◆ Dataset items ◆
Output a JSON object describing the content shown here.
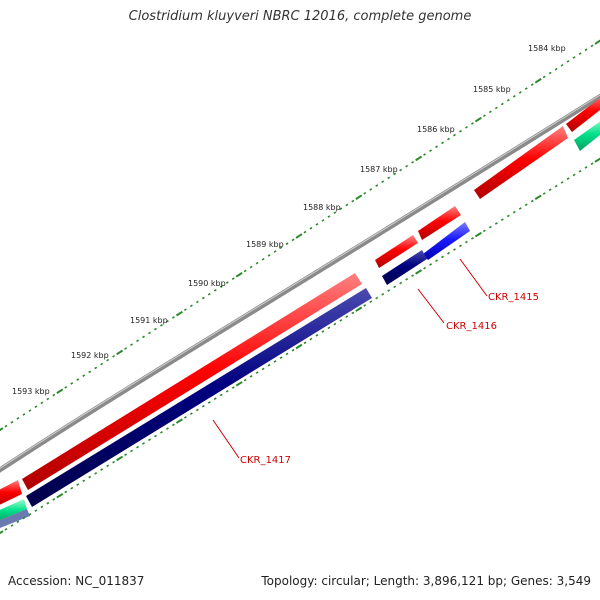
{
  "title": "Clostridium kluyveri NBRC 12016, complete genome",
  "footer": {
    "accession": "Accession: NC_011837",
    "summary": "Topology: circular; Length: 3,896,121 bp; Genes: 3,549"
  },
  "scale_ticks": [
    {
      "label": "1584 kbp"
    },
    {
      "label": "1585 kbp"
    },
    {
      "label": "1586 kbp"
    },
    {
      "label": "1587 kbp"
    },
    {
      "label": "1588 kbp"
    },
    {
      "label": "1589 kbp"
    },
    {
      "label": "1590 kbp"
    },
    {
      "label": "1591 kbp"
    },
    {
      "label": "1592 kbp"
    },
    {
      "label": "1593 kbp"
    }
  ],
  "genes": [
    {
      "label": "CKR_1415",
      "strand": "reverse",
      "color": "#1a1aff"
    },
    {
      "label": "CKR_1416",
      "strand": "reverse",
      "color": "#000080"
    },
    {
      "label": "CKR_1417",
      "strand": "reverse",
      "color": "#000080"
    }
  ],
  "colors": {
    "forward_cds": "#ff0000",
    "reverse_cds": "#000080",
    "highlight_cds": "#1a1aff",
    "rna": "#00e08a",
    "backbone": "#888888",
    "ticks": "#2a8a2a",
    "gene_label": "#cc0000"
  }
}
--
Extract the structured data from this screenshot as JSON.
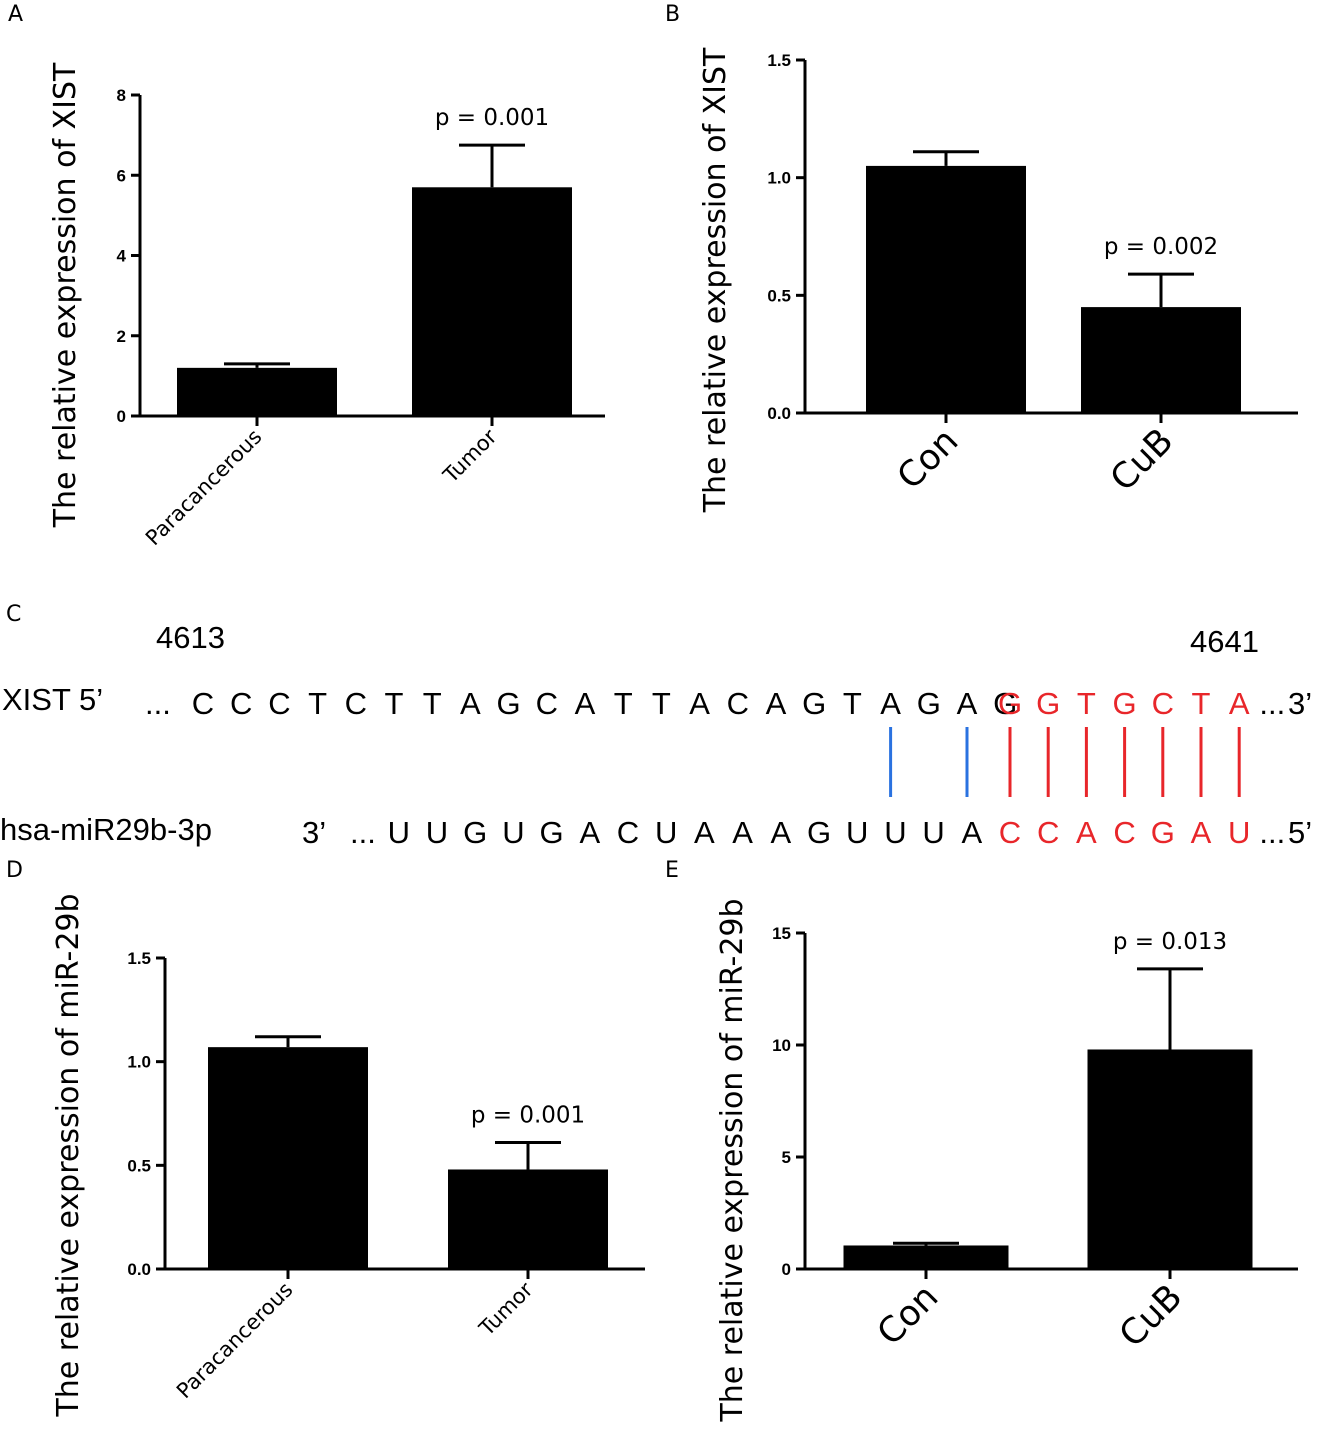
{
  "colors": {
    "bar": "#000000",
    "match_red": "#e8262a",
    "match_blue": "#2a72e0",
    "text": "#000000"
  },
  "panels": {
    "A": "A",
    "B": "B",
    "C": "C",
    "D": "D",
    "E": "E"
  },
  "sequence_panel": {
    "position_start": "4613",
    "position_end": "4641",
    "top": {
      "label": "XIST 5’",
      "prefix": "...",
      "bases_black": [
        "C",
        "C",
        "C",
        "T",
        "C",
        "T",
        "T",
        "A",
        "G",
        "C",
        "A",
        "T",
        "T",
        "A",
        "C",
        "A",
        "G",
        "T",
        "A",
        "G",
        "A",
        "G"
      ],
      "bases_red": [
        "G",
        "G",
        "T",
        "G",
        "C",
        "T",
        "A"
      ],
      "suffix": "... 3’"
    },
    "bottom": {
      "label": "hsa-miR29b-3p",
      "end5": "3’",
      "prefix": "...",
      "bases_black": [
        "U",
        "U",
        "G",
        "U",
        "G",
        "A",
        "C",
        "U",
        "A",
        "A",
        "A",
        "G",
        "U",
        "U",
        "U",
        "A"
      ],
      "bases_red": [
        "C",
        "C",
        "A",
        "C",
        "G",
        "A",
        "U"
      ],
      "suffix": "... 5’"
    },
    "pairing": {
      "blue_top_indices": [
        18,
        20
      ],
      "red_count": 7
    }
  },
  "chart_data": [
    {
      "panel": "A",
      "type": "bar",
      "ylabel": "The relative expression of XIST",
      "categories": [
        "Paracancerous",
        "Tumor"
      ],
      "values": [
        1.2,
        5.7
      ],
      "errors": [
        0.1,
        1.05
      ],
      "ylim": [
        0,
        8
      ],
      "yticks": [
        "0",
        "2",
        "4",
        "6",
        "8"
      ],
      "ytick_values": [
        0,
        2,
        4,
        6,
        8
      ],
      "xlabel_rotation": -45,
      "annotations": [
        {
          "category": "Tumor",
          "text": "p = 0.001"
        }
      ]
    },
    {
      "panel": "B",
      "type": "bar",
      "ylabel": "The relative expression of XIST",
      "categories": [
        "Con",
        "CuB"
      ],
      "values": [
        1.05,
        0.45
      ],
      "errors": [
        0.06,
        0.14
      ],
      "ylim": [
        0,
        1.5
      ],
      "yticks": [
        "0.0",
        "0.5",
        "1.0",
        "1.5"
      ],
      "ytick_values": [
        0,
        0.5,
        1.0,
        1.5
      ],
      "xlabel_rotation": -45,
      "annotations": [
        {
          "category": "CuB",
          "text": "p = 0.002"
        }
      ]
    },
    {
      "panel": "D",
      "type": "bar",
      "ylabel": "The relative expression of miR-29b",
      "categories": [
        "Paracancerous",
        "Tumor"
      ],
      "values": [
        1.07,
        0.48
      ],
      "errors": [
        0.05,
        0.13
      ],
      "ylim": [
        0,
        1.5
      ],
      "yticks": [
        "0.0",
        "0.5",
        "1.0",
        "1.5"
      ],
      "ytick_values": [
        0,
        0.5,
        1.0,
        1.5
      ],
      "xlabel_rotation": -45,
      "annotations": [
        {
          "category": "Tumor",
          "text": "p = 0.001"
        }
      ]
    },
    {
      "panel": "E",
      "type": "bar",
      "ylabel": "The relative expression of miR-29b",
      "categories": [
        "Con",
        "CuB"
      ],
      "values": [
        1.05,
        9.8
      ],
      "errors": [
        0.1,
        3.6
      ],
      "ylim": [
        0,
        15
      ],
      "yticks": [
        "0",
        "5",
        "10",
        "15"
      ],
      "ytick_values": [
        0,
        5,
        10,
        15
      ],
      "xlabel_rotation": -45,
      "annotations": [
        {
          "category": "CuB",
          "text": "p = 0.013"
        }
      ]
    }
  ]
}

◆ Work required ◆
Please tally every line of the entries that holds "JSON" and answer with that figure alone.

◆ Response for this exercise ◆
2